**Instruction:**
Copy out the lines that include the word "сельской".

**The records:**
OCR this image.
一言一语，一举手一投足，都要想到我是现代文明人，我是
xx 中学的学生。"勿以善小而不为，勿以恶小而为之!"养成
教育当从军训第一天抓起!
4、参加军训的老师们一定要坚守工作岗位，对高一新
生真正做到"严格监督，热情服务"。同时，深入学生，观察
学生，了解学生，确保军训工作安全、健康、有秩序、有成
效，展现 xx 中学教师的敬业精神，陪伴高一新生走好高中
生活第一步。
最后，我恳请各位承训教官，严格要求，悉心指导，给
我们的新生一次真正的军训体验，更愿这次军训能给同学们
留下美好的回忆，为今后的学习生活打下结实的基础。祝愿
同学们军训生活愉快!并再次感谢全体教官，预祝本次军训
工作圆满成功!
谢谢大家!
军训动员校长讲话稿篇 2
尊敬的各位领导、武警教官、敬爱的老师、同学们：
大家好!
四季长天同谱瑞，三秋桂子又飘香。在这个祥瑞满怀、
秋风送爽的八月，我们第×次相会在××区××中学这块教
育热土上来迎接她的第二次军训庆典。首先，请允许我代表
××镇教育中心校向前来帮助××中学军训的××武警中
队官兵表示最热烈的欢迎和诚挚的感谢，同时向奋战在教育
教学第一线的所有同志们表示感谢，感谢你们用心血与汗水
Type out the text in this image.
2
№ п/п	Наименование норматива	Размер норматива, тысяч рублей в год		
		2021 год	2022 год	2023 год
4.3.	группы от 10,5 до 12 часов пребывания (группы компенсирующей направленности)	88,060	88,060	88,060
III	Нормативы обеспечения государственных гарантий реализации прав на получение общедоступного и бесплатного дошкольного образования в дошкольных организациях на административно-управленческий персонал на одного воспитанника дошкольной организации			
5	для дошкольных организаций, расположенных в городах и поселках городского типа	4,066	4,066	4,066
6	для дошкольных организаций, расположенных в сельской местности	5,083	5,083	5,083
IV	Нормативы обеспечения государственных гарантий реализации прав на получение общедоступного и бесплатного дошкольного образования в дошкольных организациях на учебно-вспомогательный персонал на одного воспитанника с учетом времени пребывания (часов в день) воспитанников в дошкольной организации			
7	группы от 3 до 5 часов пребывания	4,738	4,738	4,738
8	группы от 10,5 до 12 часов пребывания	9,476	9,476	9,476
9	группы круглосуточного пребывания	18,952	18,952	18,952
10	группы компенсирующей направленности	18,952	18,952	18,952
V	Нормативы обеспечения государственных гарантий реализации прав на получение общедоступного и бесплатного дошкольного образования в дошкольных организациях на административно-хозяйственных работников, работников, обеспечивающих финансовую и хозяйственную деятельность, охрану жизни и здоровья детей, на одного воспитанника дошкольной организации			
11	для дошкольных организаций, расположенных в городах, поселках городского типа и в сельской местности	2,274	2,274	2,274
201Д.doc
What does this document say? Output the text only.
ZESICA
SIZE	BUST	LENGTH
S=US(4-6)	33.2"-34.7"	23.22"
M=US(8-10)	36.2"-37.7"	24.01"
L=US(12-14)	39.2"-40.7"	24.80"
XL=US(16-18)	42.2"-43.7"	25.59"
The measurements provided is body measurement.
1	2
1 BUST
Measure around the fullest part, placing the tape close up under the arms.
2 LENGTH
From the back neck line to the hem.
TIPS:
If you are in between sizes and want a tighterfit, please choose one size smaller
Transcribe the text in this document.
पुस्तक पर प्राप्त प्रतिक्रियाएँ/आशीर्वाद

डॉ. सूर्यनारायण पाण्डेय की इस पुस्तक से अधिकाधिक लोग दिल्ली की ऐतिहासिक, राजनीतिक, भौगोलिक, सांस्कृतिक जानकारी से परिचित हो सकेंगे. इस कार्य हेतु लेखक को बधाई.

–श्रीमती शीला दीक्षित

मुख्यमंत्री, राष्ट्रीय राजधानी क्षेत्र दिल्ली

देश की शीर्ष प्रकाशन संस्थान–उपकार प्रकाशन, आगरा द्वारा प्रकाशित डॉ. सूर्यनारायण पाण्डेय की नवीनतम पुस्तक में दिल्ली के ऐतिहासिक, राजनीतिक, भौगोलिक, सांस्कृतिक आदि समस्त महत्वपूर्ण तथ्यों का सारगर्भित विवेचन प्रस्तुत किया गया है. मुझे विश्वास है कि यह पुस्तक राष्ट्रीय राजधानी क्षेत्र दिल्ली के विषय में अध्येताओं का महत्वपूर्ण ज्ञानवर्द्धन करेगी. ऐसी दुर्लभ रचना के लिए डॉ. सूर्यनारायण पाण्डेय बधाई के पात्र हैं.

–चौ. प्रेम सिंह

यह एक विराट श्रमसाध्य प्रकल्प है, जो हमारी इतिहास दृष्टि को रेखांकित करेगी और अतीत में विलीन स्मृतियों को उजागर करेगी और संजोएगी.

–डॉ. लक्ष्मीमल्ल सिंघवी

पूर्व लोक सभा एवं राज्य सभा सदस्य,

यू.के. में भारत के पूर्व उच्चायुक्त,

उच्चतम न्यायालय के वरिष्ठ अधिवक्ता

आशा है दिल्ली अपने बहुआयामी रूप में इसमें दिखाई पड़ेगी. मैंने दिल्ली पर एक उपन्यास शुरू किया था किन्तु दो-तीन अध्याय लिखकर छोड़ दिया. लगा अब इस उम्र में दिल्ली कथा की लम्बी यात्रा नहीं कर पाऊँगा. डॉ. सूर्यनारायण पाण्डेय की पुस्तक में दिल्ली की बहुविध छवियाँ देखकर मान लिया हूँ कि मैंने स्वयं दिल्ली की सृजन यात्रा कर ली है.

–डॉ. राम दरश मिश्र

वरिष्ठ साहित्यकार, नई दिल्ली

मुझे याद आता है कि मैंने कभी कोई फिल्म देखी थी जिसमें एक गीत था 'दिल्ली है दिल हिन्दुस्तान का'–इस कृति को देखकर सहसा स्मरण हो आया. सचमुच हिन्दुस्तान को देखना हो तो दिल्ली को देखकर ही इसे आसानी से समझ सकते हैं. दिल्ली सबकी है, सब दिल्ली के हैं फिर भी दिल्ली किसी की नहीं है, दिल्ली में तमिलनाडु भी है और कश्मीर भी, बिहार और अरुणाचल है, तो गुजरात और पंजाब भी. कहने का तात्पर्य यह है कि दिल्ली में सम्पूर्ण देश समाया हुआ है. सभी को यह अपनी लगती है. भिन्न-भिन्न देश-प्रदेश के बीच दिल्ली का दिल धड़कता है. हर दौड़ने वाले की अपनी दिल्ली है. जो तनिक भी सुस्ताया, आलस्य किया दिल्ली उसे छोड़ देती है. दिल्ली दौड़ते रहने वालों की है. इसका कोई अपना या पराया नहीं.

**The response:**
6	для дошкольных организаций, расположенных в сельской местности	5,083	5,083	5,083
11	для дошкольных организаций, расположенных в городах, поселках городского типа и в сельской местности	2,274	2,274	2,274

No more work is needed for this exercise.